Written request – Copy out every line in the entries below that includes "πριν".

Data excerpts –
## START
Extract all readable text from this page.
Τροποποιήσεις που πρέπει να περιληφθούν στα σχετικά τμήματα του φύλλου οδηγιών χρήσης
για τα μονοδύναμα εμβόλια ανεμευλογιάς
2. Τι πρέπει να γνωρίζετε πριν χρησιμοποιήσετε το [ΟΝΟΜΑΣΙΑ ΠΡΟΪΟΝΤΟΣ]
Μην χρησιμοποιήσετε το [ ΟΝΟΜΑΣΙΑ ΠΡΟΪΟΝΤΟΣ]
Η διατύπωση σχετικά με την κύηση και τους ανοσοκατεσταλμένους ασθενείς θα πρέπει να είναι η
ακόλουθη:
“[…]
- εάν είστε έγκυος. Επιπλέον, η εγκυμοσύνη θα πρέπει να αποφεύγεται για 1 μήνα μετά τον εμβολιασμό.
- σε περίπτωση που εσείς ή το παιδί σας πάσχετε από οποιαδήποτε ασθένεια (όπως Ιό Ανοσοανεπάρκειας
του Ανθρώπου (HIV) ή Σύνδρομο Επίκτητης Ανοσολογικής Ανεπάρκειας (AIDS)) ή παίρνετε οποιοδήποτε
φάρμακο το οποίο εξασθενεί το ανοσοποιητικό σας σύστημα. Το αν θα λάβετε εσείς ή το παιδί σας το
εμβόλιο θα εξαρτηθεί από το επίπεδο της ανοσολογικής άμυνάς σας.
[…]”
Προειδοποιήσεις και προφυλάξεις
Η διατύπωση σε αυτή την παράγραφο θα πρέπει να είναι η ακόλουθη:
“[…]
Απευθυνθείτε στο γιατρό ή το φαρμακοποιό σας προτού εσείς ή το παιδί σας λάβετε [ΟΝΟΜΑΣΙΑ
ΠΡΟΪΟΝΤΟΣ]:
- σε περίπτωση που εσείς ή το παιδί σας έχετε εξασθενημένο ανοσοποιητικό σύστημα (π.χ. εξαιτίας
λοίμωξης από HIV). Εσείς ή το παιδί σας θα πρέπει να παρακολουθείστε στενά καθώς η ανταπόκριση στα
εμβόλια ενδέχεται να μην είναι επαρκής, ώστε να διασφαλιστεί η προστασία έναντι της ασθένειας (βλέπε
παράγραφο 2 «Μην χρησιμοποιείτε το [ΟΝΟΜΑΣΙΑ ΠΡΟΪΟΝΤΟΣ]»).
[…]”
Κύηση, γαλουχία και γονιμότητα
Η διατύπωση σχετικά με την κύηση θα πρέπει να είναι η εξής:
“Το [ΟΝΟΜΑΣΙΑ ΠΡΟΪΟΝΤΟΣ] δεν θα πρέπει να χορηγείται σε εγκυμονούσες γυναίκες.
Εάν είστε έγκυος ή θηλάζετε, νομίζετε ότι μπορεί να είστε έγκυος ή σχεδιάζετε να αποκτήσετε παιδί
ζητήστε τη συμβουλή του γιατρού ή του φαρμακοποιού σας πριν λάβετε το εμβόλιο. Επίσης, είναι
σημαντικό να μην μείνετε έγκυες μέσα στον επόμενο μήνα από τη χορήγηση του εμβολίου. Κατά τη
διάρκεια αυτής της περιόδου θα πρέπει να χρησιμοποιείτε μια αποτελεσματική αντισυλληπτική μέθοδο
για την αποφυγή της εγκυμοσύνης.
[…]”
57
## END
The response –
2. Τι πρέπει να γνωρίζετε πριν χρησιμοποιήσετε το [ΟΝΟΜΑΣΙΑ ΠΡΟΪΟΝΤΟΣ]
ζητήστε τη συμβουλή του γιατρού ή του φαρμακοποιού σας πριν λάβετε το εμβόλιο. Επίσης, είναι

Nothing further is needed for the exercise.